Element and coordinate records:
━━━━━━━━

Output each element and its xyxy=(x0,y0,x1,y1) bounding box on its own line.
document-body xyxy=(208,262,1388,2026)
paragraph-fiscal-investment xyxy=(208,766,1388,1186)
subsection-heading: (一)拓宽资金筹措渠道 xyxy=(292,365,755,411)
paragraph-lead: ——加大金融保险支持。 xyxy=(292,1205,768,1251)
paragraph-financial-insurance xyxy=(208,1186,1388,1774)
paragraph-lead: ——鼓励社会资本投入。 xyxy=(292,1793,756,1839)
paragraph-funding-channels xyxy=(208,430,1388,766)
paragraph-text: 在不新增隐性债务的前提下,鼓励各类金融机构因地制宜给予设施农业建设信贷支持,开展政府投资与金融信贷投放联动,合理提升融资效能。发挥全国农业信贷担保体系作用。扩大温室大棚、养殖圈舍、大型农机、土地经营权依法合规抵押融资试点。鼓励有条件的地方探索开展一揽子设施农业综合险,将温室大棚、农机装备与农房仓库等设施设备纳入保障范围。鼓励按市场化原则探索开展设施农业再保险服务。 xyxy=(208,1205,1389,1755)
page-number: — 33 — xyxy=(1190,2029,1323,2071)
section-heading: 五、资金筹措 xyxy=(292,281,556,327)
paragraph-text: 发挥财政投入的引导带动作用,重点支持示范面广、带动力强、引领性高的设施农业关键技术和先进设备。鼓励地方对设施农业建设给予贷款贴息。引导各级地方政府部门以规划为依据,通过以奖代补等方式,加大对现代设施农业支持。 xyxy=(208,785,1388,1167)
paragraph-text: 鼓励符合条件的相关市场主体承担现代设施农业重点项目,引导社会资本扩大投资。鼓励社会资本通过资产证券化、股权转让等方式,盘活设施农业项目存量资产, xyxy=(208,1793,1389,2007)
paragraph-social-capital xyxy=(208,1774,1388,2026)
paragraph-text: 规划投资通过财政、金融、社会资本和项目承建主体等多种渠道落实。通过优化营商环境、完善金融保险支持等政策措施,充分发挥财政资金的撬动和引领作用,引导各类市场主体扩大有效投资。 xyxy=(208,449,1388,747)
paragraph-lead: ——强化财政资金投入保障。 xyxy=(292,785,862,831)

━━━━━━━━

Problem statement:
Write out all the items above again, swapping "paragraph-text" for "body-text" at every occurrence and keeping everything else the same.

Result:
Output each element and its xyxy=(x0,y0,x1,y1) bounding box on its own line.
document-body xyxy=(208,262,1388,2026)
paragraph-fiscal-investment xyxy=(208,766,1388,1186)
subsection-heading: (一)拓宽资金筹措渠道 xyxy=(292,365,755,411)
paragraph-lead: ——加大金融保险支持。 xyxy=(292,1205,768,1251)
paragraph-financial-insurance xyxy=(208,1186,1388,1774)
paragraph-lead: ——鼓励社会资本投入。 xyxy=(292,1793,756,1839)
paragraph-funding-channels xyxy=(208,430,1388,766)
body-text: 在不新增隐性债务的前提下,鼓励各类金融机构因地制宜给予设施农业建设信贷支持,开展政府投资与金融信贷投放联动,合理提升融资效能。发挥全国农业信贷担保体系作用。扩大温室大棚、养殖圈舍、大型农机、土地经营权依法合规抵押融资试点。鼓励有条件的地方探索开展一揽子设施农业综合险,将温室大棚、农机装备与农房仓库等设施设备纳入保障范围。鼓励按市场化原则探索开展设施农业再保险服务。 xyxy=(208,1205,1389,1755)
page-number: — 33 — xyxy=(1190,2029,1323,2071)
section-heading: 五、资金筹措 xyxy=(292,281,556,327)
body-text: 发挥财政投入的引导带动作用,重点支持示范面广、带动力强、引领性高的设施农业关键技术和先进设备。鼓励地方对设施农业建设给予贷款贴息。引导各级地方政府部门以规划为依据,通过以奖代补等方式,加大对现代设施农业支持。 xyxy=(208,785,1388,1167)
body-text: 鼓励符合条件的相关市场主体承担现代设施农业重点项目,引导社会资本扩大投资。鼓励社会资本通过资产证券化、股权转让等方式,盘活设施农业项目存量资产, xyxy=(208,1793,1389,2007)
paragraph-social-capital xyxy=(208,1774,1388,2026)
body-text: 规划投资通过财政、金融、社会资本和项目承建主体等多种渠道落实。通过优化营商环境、完善金融保险支持等政策措施,充分发挥财政资金的撬动和引领作用,引导各类市场主体扩大有效投资。 xyxy=(208,449,1388,747)
paragraph-lead: ——强化财政资金投入保障。 xyxy=(292,785,862,831)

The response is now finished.